[Dataset items]
--- Start ---

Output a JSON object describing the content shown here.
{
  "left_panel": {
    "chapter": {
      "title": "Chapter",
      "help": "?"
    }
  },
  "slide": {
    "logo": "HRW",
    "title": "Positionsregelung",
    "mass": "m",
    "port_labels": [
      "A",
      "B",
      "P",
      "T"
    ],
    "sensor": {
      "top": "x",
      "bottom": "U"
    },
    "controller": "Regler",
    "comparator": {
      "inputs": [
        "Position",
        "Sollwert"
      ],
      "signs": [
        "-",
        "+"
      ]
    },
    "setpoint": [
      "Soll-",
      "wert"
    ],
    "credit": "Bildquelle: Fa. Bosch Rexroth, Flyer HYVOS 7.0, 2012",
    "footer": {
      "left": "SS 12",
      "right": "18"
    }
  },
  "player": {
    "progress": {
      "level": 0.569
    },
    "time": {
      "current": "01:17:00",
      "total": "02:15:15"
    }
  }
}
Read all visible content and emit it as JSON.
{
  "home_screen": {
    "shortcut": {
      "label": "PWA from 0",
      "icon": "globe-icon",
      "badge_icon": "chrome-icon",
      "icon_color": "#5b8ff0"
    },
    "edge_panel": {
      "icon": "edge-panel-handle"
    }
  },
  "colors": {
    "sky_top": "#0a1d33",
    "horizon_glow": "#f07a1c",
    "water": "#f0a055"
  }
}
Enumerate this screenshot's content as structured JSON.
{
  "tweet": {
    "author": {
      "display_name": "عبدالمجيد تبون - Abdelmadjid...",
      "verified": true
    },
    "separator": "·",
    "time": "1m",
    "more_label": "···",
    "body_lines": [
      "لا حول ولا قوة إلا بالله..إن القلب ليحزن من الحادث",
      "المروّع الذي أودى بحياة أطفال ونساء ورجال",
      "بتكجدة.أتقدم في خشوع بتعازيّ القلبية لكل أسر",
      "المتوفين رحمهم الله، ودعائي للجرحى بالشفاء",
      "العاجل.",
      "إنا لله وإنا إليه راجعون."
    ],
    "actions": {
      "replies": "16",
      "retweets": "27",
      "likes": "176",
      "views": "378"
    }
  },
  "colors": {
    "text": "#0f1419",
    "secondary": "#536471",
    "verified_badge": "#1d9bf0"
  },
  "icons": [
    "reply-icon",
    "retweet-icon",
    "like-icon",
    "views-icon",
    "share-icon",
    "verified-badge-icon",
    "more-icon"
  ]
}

--- End ---

=== EXERCISE DETAILS ===
Reproduce the material above without altering a single character.

=== SOLVED EXERCISE ===
Output a JSON object describing the content shown here.
{
  "left_panel": {
    "chapter": {
      "title": "Chapter",
      "help": "?"
    }
  },
  "slide": {
    "logo": "HRW",
    "title": "Positionsregelung",
    "mass": "m",
    "port_labels": [
      "A",
      "B",
      "P",
      "T"
    ],
    "sensor": {
      "top": "x",
      "bottom": "U"
    },
    "controller": "Regler",
    "comparator": {
      "inputs": [
        "Position",
        "Sollwert"
      ],
      "signs": [
        "-",
        "+"
      ]
    },
    "setpoint": [
      "Soll-",
      "wert"
    ],
    "credit": "Bildquelle: Fa. Bosch Rexroth, Flyer HYVOS 7.0, 2012",
    "footer": {
      "left": "SS 12",
      "right": "18"
    }
  },
  "player": {
    "progress": {
      "level": 0.569
    },
    "time": {
      "current": "01:17:00",
      "total": "02:15:15"
    }
  }
}
Read all visible content and emit it as JSON.
{
  "home_screen": {
    "shortcut": {
      "label": "PWA from 0",
      "icon": "globe-icon",
      "badge_icon": "chrome-icon",
      "icon_color": "#5b8ff0"
    },
    "edge_panel": {
      "icon": "edge-panel-handle"
    }
  },
  "colors": {
    "sky_top": "#0a1d33",
    "horizon_glow": "#f07a1c",
    "water": "#f0a055"
  }
}
Enumerate this screenshot's content as structured JSON.
{
  "tweet": {
    "author": {
      "display_name": "عبدالمجيد تبون - Abdelmadjid...",
      "verified": true
    },
    "separator": "·",
    "time": "1m",
    "more_label": "···",
    "body_lines": [
      "لا حول ولا قوة إلا بالله..إن القلب ليحزن من الحادث",
      "المروّع الذي أودى بحياة أطفال ونساء ورجال",
      "بتكجدة.أتقدم في خشوع بتعازيّ القلبية لكل أسر",
      "المتوفين رحمهم الله، ودعائي للجرحى بالشفاء",
      "العاجل.",
      "إنا لله وإنا إليه راجعون."
    ],
    "actions": {
      "replies": "16",
      "retweets": "27",
      "likes": "176",
      "views": "378"
    }
  },
  "colors": {
    "text": "#0f1419",
    "secondary": "#536471",
    "verified_badge": "#1d9bf0"
  },
  "icons": [
    "reply-icon",
    "retweet-icon",
    "like-icon",
    "views-icon",
    "share-icon",
    "verified-badge-icon",
    "more-icon"
  ]
}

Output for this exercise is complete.